■ **Task to carry out**: Omit all images. Write out the rest of the material exactly.

■ **Excerpted data**:
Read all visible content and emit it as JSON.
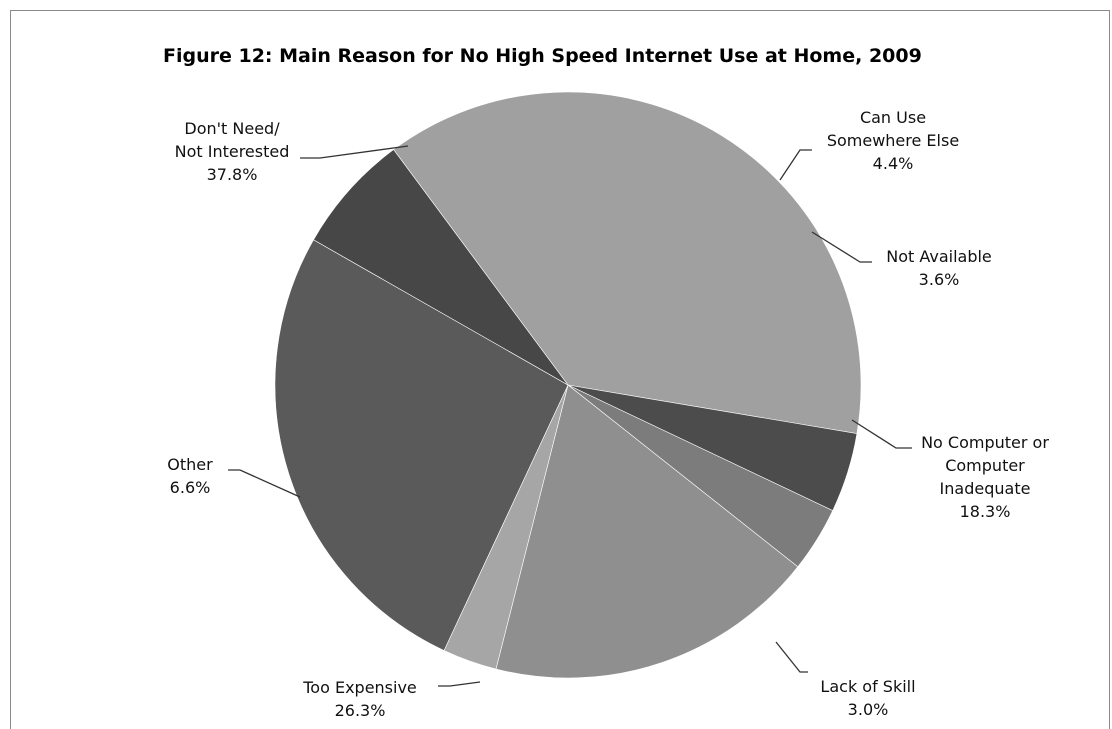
{
  "chart_data": {
    "type": "pie",
    "title": "Figure 12:  Main Reason for No High Speed Internet Use at Home, 2009",
    "slices": [
      {
        "label_lines": [
          "Don't Need/",
          "Not Interested"
        ],
        "value": 37.8,
        "value_label": "37.8%",
        "color": "#a0a0a0"
      },
      {
        "label_lines": [
          "Can Use",
          "Somewhere Else"
        ],
        "value": 4.4,
        "value_label": "4.4%",
        "color": "#4c4c4c"
      },
      {
        "label_lines": [
          "Not Available"
        ],
        "value": 3.6,
        "value_label": "3.6%",
        "color": "#7c7c7c"
      },
      {
        "label_lines": [
          "No Computer or",
          "Computer",
          "Inadequate"
        ],
        "value": 18.3,
        "value_label": "18.3%",
        "color": "#8f8f8f"
      },
      {
        "label_lines": [
          "Lack of Skill"
        ],
        "value": 3.0,
        "value_label": "3.0%",
        "color": "#a6a6a6"
      },
      {
        "label_lines": [
          "Too Expensive"
        ],
        "value": 26.3,
        "value_label": "26.3%",
        "color": "#5a5a5a"
      },
      {
        "label_lines": [
          "Other"
        ],
        "value": 6.6,
        "value_label": "6.6%",
        "color": "#474747"
      }
    ]
  }
}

■ **Correct result**:
Read all visible content and emit it as JSON.
{
  "chart_data": {
    "type": "pie",
    "title": "Figure 12:  Main Reason for No High Speed Internet Use at Home, 2009",
    "slices": [
      {
        "label_lines": [
          "Don't Need/",
          "Not Interested"
        ],
        "value": 37.8,
        "value_label": "37.8%",
        "color": "#a0a0a0"
      },
      {
        "label_lines": [
          "Can Use",
          "Somewhere Else"
        ],
        "value": 4.4,
        "value_label": "4.4%",
        "color": "#4c4c4c"
      },
      {
        "label_lines": [
          "Not Available"
        ],
        "value": 3.6,
        "value_label": "3.6%",
        "color": "#7c7c7c"
      },
      {
        "label_lines": [
          "No Computer or",
          "Computer",
          "Inadequate"
        ],
        "value": 18.3,
        "value_label": "18.3%",
        "color": "#8f8f8f"
      },
      {
        "label_lines": [
          "Lack of Skill"
        ],
        "value": 3.0,
        "value_label": "3.0%",
        "color": "#a6a6a6"
      },
      {
        "label_lines": [
          "Too Expensive"
        ],
        "value": 26.3,
        "value_label": "26.3%",
        "color": "#5a5a5a"
      },
      {
        "label_lines": [
          "Other"
        ],
        "value": 6.6,
        "value_label": "6.6%",
        "color": "#474747"
      }
    ]
  }
}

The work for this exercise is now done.